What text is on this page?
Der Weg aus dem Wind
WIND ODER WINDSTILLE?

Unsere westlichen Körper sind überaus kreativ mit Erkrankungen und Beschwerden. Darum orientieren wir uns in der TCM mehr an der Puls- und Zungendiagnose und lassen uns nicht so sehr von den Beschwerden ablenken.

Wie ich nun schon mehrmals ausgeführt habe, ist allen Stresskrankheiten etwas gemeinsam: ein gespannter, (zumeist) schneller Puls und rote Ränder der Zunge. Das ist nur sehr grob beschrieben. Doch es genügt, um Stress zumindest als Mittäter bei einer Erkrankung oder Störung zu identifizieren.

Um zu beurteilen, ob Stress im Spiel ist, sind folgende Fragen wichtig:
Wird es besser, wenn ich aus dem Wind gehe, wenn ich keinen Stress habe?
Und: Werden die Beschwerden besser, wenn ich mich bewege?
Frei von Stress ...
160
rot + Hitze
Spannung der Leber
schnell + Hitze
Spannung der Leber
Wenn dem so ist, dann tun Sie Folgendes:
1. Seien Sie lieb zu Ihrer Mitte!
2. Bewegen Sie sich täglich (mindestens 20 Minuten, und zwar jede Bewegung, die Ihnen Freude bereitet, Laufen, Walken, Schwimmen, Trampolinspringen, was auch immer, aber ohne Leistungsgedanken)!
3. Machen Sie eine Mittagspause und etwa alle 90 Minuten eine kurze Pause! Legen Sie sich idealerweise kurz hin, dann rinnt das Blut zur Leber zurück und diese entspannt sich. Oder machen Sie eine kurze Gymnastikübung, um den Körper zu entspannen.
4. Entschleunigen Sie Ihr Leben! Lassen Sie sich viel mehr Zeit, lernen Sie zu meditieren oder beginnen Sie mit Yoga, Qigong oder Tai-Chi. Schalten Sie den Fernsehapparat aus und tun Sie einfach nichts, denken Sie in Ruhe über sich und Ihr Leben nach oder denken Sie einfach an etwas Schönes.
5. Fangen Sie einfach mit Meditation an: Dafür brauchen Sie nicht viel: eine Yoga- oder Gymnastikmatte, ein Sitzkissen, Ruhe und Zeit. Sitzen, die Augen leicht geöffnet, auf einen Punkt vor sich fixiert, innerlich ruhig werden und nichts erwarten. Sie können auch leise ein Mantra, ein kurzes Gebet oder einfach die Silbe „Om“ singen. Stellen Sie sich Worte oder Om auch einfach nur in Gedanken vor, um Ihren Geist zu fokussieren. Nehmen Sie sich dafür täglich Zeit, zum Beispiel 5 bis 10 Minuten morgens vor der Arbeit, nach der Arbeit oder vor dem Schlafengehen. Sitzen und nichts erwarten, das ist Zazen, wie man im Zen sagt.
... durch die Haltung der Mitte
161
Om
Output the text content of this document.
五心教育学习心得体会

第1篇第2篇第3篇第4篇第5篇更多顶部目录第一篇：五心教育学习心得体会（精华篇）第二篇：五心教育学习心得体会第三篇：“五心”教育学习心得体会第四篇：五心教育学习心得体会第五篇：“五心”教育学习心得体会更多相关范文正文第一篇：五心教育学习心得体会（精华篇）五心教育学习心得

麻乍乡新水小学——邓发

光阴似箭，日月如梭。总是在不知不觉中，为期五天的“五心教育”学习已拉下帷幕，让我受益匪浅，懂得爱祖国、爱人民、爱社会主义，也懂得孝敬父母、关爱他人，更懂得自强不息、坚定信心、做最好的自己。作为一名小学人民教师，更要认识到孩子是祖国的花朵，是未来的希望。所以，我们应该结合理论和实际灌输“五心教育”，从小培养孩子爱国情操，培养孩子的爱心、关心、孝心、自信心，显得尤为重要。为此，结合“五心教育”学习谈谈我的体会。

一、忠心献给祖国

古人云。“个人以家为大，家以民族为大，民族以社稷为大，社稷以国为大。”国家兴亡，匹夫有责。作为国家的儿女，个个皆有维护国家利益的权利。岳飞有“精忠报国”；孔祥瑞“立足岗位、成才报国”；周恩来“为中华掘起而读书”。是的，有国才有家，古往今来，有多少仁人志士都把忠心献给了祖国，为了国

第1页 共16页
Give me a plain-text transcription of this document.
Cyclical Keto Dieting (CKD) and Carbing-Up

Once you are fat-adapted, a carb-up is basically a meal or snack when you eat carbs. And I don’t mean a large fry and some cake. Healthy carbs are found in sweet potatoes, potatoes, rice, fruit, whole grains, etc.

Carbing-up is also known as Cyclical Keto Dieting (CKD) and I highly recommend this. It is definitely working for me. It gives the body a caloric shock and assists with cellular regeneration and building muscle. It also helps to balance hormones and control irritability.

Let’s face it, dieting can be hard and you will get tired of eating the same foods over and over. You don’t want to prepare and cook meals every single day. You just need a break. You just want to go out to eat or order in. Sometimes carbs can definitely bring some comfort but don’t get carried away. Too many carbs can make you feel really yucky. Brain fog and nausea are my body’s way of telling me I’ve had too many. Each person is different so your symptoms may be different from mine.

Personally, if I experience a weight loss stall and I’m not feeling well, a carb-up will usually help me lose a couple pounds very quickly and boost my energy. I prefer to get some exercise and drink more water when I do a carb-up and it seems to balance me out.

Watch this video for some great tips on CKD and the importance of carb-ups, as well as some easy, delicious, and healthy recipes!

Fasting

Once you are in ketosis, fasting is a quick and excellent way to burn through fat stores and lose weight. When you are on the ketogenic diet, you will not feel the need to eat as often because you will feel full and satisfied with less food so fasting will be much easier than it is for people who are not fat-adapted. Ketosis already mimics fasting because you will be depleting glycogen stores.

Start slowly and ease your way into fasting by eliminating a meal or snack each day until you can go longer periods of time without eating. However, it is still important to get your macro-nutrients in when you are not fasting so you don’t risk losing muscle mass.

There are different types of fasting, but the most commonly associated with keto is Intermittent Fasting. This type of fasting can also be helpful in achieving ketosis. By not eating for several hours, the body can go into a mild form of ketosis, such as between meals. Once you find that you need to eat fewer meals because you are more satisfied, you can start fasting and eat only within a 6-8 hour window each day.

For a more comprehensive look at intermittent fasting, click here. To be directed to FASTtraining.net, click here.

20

BRIEF: Gather up every line in the data above that contains the word "五心教育学习心得体会", copying each one.

CORRECT RESULT:
五心教育学习心得体会
第1篇第2篇第3篇第4篇第5篇更多顶部目录第一篇：五心教育学习心得体会（精华篇）第二篇：五心教育学习心得体会第三篇：“五心”教育学习心得体会第四篇：五心教育学习心得体会第五篇：“五心”教育学习心得体会更多相关范文正文第一篇：五心教育学习心得体会（精华篇）五心教育学习心得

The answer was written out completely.